• **STATED TASK**
From the entries below, work out the number of lines that hold the word "product", and give that number alone.

• **DATA LINES**

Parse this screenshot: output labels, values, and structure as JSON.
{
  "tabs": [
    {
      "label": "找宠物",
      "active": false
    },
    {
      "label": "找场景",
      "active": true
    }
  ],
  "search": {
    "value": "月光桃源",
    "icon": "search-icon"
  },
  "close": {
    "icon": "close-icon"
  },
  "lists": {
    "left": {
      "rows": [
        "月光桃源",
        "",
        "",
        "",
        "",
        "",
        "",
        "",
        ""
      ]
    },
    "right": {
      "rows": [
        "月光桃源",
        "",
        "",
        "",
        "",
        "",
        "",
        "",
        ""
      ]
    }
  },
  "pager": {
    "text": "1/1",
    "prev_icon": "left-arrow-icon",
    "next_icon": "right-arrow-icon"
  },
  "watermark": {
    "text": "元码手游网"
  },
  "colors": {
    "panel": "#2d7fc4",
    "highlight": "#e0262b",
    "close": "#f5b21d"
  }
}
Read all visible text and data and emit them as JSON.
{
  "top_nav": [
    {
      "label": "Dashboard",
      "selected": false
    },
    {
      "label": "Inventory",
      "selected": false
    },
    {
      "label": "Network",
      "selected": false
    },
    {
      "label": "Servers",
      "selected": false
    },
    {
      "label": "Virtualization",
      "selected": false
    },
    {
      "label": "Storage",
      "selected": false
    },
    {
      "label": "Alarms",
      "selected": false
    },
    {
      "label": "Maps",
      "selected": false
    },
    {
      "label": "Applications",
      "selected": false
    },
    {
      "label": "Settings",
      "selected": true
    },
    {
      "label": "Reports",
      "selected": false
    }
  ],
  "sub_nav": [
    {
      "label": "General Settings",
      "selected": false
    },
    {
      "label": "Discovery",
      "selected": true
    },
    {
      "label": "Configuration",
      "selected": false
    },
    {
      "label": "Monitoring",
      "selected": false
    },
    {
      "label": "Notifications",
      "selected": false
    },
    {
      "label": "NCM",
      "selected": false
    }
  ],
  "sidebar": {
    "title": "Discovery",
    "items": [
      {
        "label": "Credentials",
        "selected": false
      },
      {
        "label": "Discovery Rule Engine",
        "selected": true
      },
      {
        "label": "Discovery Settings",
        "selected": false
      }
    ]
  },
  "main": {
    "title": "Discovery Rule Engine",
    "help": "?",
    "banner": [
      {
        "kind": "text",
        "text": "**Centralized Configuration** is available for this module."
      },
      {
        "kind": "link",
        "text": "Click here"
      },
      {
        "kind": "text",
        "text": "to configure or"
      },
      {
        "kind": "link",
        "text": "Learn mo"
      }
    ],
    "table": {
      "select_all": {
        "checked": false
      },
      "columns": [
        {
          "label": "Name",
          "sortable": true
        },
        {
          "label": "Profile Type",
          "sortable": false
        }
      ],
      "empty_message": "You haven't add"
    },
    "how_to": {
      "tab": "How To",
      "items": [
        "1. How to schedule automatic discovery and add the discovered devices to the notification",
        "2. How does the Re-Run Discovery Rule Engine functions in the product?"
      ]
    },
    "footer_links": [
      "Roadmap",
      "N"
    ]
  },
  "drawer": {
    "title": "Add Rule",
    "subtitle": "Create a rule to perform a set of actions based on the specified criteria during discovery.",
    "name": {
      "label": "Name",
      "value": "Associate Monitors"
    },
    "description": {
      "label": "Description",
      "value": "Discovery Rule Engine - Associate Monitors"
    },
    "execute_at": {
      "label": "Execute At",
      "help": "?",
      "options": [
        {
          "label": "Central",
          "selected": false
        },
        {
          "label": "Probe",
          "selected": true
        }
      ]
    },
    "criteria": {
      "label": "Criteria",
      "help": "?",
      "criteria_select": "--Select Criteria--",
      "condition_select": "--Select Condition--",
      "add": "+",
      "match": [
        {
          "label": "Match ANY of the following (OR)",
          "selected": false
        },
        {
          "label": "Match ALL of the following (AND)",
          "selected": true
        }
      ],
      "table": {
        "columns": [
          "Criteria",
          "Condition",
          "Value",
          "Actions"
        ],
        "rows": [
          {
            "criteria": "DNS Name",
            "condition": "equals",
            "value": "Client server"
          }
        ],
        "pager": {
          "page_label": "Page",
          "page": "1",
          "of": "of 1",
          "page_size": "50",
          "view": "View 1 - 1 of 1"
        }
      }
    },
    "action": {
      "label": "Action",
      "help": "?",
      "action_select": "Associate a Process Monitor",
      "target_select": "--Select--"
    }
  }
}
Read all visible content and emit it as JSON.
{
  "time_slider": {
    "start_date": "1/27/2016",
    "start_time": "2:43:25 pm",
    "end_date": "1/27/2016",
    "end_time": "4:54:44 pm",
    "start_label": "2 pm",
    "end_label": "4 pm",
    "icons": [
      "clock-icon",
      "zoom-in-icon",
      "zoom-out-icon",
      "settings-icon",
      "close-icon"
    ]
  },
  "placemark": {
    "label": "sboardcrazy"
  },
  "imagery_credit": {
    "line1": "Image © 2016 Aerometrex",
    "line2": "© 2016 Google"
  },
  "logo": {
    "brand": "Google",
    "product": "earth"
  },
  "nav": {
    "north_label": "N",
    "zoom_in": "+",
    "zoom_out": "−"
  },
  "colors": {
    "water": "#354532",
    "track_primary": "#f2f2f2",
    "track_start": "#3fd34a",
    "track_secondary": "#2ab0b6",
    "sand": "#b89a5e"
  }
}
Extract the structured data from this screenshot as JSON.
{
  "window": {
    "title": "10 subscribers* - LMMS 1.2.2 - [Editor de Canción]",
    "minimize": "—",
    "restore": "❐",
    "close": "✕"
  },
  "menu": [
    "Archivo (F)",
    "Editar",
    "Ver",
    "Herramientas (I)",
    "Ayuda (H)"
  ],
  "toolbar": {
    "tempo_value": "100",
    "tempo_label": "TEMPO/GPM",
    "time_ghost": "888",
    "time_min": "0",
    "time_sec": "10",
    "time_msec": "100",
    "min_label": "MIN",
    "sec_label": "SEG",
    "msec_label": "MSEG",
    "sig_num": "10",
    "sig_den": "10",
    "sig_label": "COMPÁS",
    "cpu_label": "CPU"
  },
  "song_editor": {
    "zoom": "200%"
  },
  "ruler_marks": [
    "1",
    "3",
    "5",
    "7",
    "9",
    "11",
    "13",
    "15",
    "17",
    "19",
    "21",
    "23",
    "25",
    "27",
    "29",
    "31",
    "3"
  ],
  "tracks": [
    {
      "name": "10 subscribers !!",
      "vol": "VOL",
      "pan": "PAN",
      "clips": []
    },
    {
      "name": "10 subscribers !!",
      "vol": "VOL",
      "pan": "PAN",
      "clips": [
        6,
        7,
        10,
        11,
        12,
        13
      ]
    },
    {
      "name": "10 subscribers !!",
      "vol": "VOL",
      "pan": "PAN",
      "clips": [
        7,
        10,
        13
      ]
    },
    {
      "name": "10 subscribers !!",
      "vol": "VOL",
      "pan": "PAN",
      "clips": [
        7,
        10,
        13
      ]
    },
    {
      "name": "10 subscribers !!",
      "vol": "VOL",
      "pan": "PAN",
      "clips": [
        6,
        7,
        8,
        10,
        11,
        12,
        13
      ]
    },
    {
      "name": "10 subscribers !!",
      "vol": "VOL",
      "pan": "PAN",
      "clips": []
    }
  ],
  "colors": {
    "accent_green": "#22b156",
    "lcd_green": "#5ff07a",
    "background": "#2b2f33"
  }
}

• **TASK RESULT**
2